━━━━━ SUPPLIED DATA ━━━━━

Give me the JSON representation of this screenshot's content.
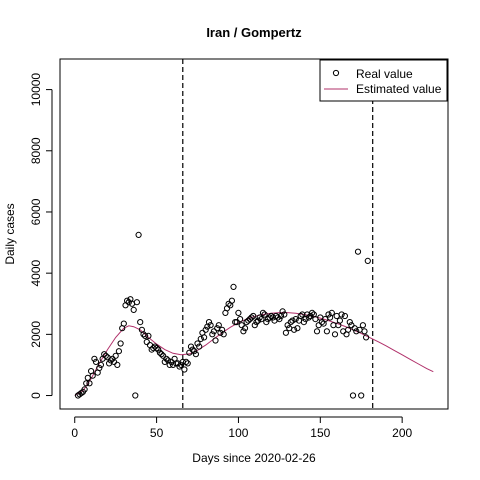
{
  "chart_data": {
    "type": "scatter",
    "title": "Iran / Gompertz",
    "xlabel": "Days since 2020-02-26",
    "ylabel": "Daily cases",
    "xlim": [
      -9,
      228
    ],
    "ylim": [
      -440,
      11000
    ],
    "x_ticks": [
      0,
      50,
      100,
      150,
      200
    ],
    "y_ticks": [
      0,
      2000,
      4000,
      6000,
      8000,
      10000
    ],
    "x_tick_labels": [
      "0",
      "50",
      "100",
      "150",
      "200"
    ],
    "y_tick_labels": [
      "0",
      "2000",
      "4000",
      "6000",
      "8000",
      "10000"
    ],
    "vlines": [
      66,
      182
    ],
    "grid": false,
    "legend_position": "top-right",
    "colors": {
      "real": "#000000",
      "estimated": "#b0306a",
      "frame": "#000000"
    },
    "series": [
      {
        "name": "Real value",
        "style": "points",
        "points": [
          [
            2,
            0
          ],
          [
            3,
            40
          ],
          [
            4,
            80
          ],
          [
            5,
            120
          ],
          [
            6,
            200
          ],
          [
            7,
            400
          ],
          [
            8,
            580
          ],
          [
            9,
            400
          ],
          [
            10,
            800
          ],
          [
            11,
            650
          ],
          [
            12,
            1200
          ],
          [
            13,
            1100
          ],
          [
            14,
            750
          ],
          [
            15,
            900
          ],
          [
            16,
            1000
          ],
          [
            17,
            1200
          ],
          [
            18,
            1350
          ],
          [
            19,
            1300
          ],
          [
            20,
            1250
          ],
          [
            21,
            1050
          ],
          [
            22,
            1150
          ],
          [
            23,
            1200
          ],
          [
            24,
            1100
          ],
          [
            25,
            1300
          ],
          [
            26,
            1000
          ],
          [
            27,
            1450
          ],
          [
            28,
            1700
          ],
          [
            29,
            2200
          ],
          [
            30,
            2350
          ],
          [
            31,
            2950
          ],
          [
            32,
            3100
          ],
          [
            33,
            3050
          ],
          [
            34,
            3150
          ],
          [
            35,
            3000
          ],
          [
            36,
            2800
          ],
          [
            37,
            0
          ],
          [
            38,
            3050
          ],
          [
            39,
            5250
          ],
          [
            40,
            2400
          ],
          [
            41,
            2150
          ],
          [
            42,
            2000
          ],
          [
            43,
            1950
          ],
          [
            44,
            1750
          ],
          [
            45,
            1950
          ],
          [
            46,
            1650
          ],
          [
            47,
            1500
          ],
          [
            48,
            1550
          ],
          [
            49,
            1600
          ],
          [
            50,
            1550
          ],
          [
            51,
            1500
          ],
          [
            52,
            1400
          ],
          [
            53,
            1350
          ],
          [
            54,
            1300
          ],
          [
            55,
            1100
          ],
          [
            56,
            1200
          ],
          [
            57,
            1150
          ],
          [
            58,
            1000
          ],
          [
            59,
            1100
          ],
          [
            60,
            1000
          ],
          [
            61,
            1200
          ],
          [
            62,
            1050
          ],
          [
            63,
            1050
          ],
          [
            64,
            950
          ],
          [
            65,
            1000
          ],
          [
            66,
            1100
          ],
          [
            67,
            850
          ],
          [
            68,
            1100
          ],
          [
            69,
            1050
          ],
          [
            70,
            1400
          ],
          [
            71,
            1600
          ],
          [
            72,
            1500
          ],
          [
            73,
            1450
          ],
          [
            74,
            1350
          ],
          [
            75,
            1700
          ],
          [
            76,
            1600
          ],
          [
            77,
            1850
          ],
          [
            78,
            2050
          ],
          [
            79,
            1900
          ],
          [
            80,
            2150
          ],
          [
            81,
            2250
          ],
          [
            82,
            2400
          ],
          [
            83,
            2300
          ],
          [
            84,
            2000
          ],
          [
            85,
            2100
          ],
          [
            86,
            1800
          ],
          [
            87,
            2200
          ],
          [
            88,
            2300
          ],
          [
            89,
            2050
          ],
          [
            90,
            2150
          ],
          [
            91,
            2000
          ],
          [
            92,
            2700
          ],
          [
            93,
            2850
          ],
          [
            94,
            3000
          ],
          [
            95,
            2950
          ],
          [
            96,
            3100
          ],
          [
            97,
            3550
          ],
          [
            98,
            2400
          ],
          [
            99,
            2400
          ],
          [
            100,
            2700
          ],
          [
            101,
            2500
          ],
          [
            102,
            2300
          ],
          [
            103,
            2100
          ],
          [
            104,
            2200
          ],
          [
            105,
            2400
          ],
          [
            106,
            2450
          ],
          [
            107,
            2500
          ],
          [
            108,
            2550
          ],
          [
            109,
            2600
          ],
          [
            110,
            2300
          ],
          [
            111,
            2400
          ],
          [
            112,
            2450
          ],
          [
            113,
            2550
          ],
          [
            114,
            2500
          ],
          [
            115,
            2700
          ],
          [
            116,
            2650
          ],
          [
            117,
            2400
          ],
          [
            118,
            2500
          ],
          [
            119,
            2550
          ],
          [
            120,
            2600
          ],
          [
            121,
            2550
          ],
          [
            122,
            2450
          ],
          [
            123,
            2600
          ],
          [
            124,
            2550
          ],
          [
            125,
            2500
          ],
          [
            126,
            2600
          ],
          [
            127,
            2750
          ],
          [
            128,
            2650
          ],
          [
            129,
            2050
          ],
          [
            130,
            2300
          ],
          [
            131,
            2200
          ],
          [
            132,
            2400
          ],
          [
            133,
            2450
          ],
          [
            134,
            2150
          ],
          [
            135,
            2500
          ],
          [
            136,
            2200
          ],
          [
            137,
            2450
          ],
          [
            138,
            2600
          ],
          [
            139,
            2650
          ],
          [
            140,
            2400
          ],
          [
            141,
            2500
          ],
          [
            142,
            2650
          ],
          [
            143,
            2550
          ],
          [
            144,
            2600
          ],
          [
            145,
            2700
          ],
          [
            146,
            2650
          ],
          [
            147,
            2500
          ],
          [
            148,
            2100
          ],
          [
            149,
            2300
          ],
          [
            150,
            2550
          ],
          [
            151,
            2400
          ],
          [
            152,
            2350
          ],
          [
            153,
            2500
          ],
          [
            154,
            2100
          ],
          [
            155,
            2650
          ],
          [
            156,
            2550
          ],
          [
            157,
            2700
          ],
          [
            158,
            2300
          ],
          [
            159,
            2000
          ],
          [
            160,
            2600
          ],
          [
            161,
            2300
          ],
          [
            162,
            2450
          ],
          [
            163,
            2650
          ],
          [
            164,
            2100
          ],
          [
            165,
            2600
          ],
          [
            166,
            2000
          ],
          [
            167,
            2150
          ],
          [
            168,
            2400
          ],
          [
            169,
            2300
          ],
          [
            170,
            0
          ],
          [
            171,
            2200
          ],
          [
            172,
            2100
          ],
          [
            173,
            4700
          ],
          [
            174,
            2150
          ],
          [
            175,
            0
          ],
          [
            176,
            2300
          ],
          [
            177,
            2100
          ],
          [
            178,
            1900
          ],
          [
            179,
            4400
          ]
        ]
      },
      {
        "name": "Estimated value",
        "style": "line",
        "points": [
          [
            0,
            0
          ],
          [
            5,
            150
          ],
          [
            10,
            550
          ],
          [
            15,
            1050
          ],
          [
            20,
            1500
          ],
          [
            25,
            1900
          ],
          [
            30,
            2200
          ],
          [
            33,
            2280
          ],
          [
            36,
            2250
          ],
          [
            40,
            2150
          ],
          [
            45,
            1900
          ],
          [
            50,
            1680
          ],
          [
            55,
            1500
          ],
          [
            60,
            1380
          ],
          [
            65,
            1330
          ],
          [
            70,
            1360
          ],
          [
            75,
            1480
          ],
          [
            80,
            1650
          ],
          [
            85,
            1850
          ],
          [
            90,
            2050
          ],
          [
            95,
            2230
          ],
          [
            100,
            2380
          ],
          [
            105,
            2500
          ],
          [
            110,
            2590
          ],
          [
            115,
            2650
          ],
          [
            120,
            2690
          ],
          [
            125,
            2710
          ],
          [
            130,
            2710
          ],
          [
            135,
            2690
          ],
          [
            140,
            2650
          ],
          [
            145,
            2600
          ],
          [
            150,
            2530
          ],
          [
            155,
            2450
          ],
          [
            160,
            2360
          ],
          [
            165,
            2260
          ],
          [
            170,
            2150
          ],
          [
            175,
            2030
          ],
          [
            180,
            1900
          ],
          [
            185,
            1770
          ],
          [
            190,
            1630
          ],
          [
            195,
            1480
          ],
          [
            200,
            1330
          ],
          [
            205,
            1180
          ],
          [
            210,
            1030
          ],
          [
            215,
            880
          ],
          [
            219,
            780
          ]
        ]
      }
    ]
  }
}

━━━━━

How many lines in these entries contain the string "name"? State the number and nothing more.

*WRITTEN RESPONSE*. 2